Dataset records
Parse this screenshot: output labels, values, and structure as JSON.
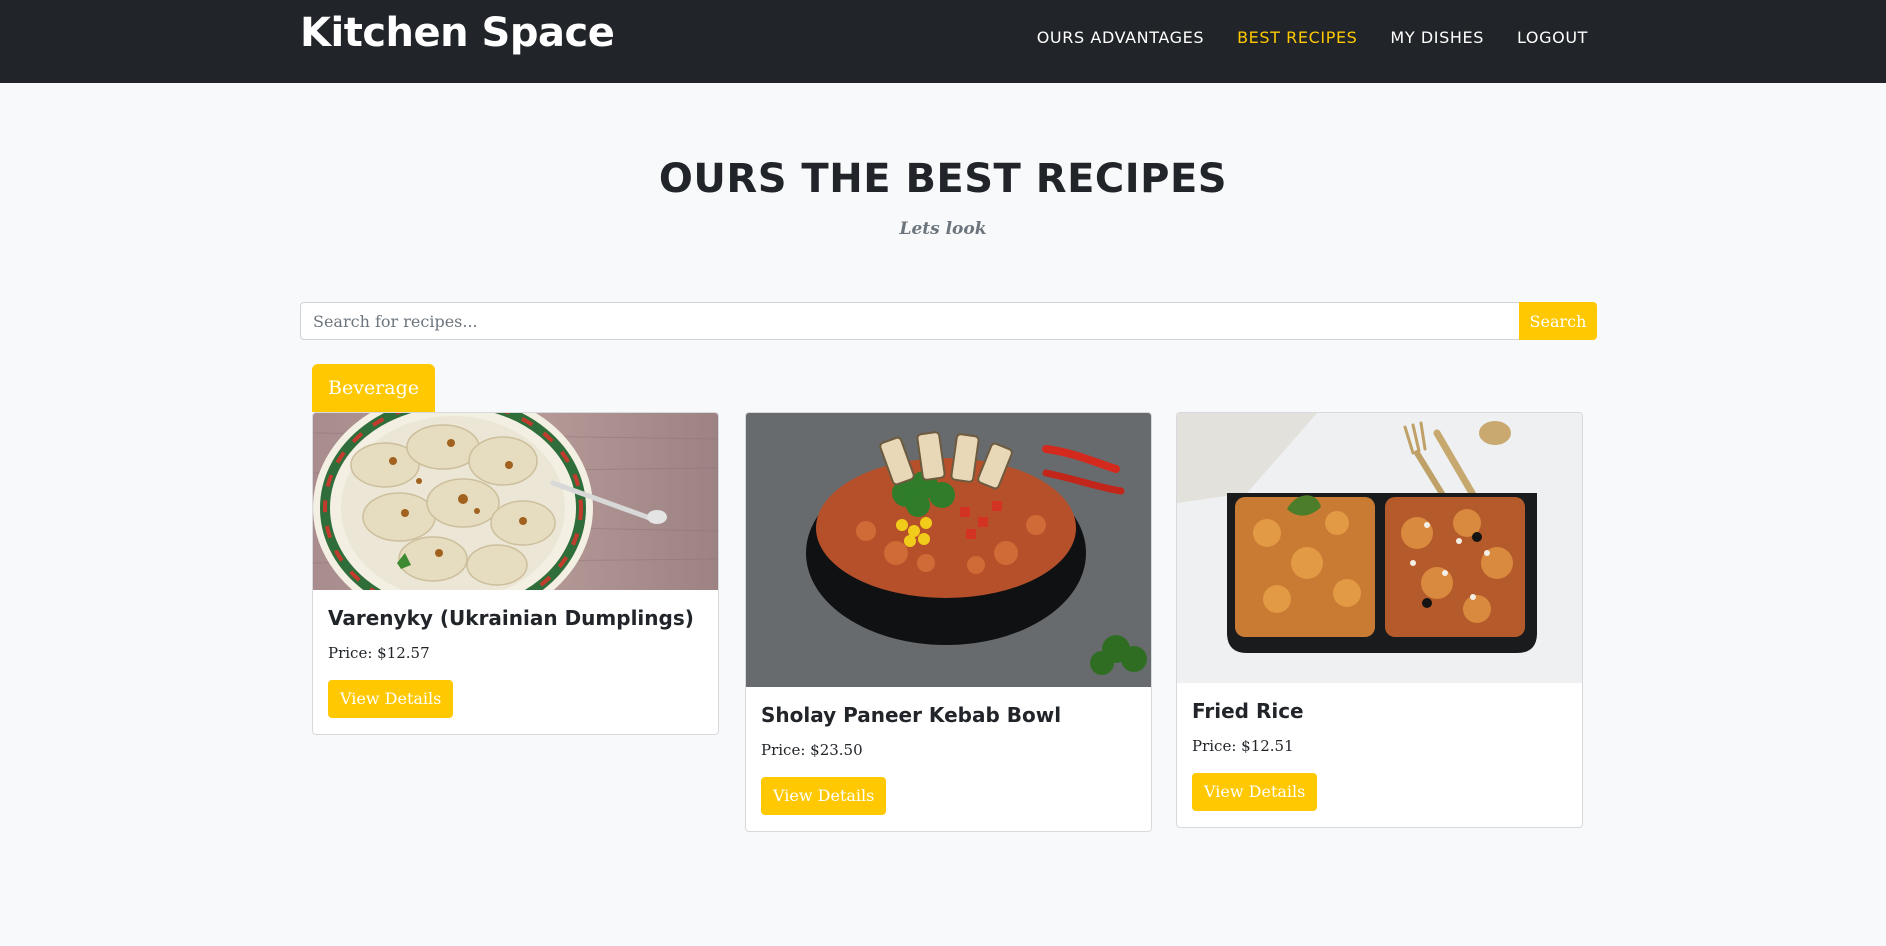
{
  "navbar": {
    "brand": "Kitchen Space",
    "links": [
      {
        "label": "OURS ADVANTAGES",
        "active": false
      },
      {
        "label": "BEST RECIPES",
        "active": true
      },
      {
        "label": "MY DISHES",
        "active": false
      },
      {
        "label": "LOGOUT",
        "active": false
      }
    ]
  },
  "section": {
    "heading": "OURS THE BEST RECIPES",
    "subheading": "Lets look"
  },
  "search": {
    "placeholder": "Search for recipes...",
    "value": "",
    "button_label": "Search"
  },
  "category": {
    "label": "Beverage"
  },
  "recipes": [
    {
      "title": "Varenyky (Ukrainian Dumplings)",
      "price": "Price: $12.57",
      "button_label": "View Details",
      "image": "dumplings-plate-photo"
    },
    {
      "title": "Sholay Paneer Kebab Bowl",
      "price": "Price: $23.50",
      "button_label": "View Details",
      "image": "kebab-rice-bowl-photo"
    },
    {
      "title": "Fried Rice",
      "price": "Price: $12.51",
      "button_label": "View Details",
      "image": "pasta-lunchbox-photo"
    }
  ],
  "colors": {
    "accent": "#ffc800",
    "navbar_bg": "#212529",
    "page_bg": "#f8f9fa"
  }
}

*Description of the task*:
Every record above should be written out again exactly; the pictures stay out of the copy.

*Exercise response*:
Parse this screenshot: output labels, values, and structure as JSON.
{
  "navbar": {
    "brand": "Kitchen Space",
    "links": [
      {
        "label": "OURS ADVANTAGES",
        "active": false
      },
      {
        "label": "BEST RECIPES",
        "active": true
      },
      {
        "label": "MY DISHES",
        "active": false
      },
      {
        "label": "LOGOUT",
        "active": false
      }
    ]
  },
  "section": {
    "heading": "OURS THE BEST RECIPES",
    "subheading": "Lets look"
  },
  "search": {
    "placeholder": "Search for recipes...",
    "value": "",
    "button_label": "Search"
  },
  "category": {
    "label": "Beverage"
  },
  "recipes": [
    {
      "title": "Varenyky (Ukrainian Dumplings)",
      "price": "Price: $12.57",
      "button_label": "View Details",
      "image": "dumplings-plate-photo"
    },
    {
      "title": "Sholay Paneer Kebab Bowl",
      "price": "Price: $23.50",
      "button_label": "View Details",
      "image": "kebab-rice-bowl-photo"
    },
    {
      "title": "Fried Rice",
      "price": "Price: $12.51",
      "button_label": "View Details",
      "image": "pasta-lunchbox-photo"
    }
  ],
  "colors": {
    "accent": "#ffc800",
    "navbar_bg": "#212529",
    "page_bg": "#f8f9fa"
  }
}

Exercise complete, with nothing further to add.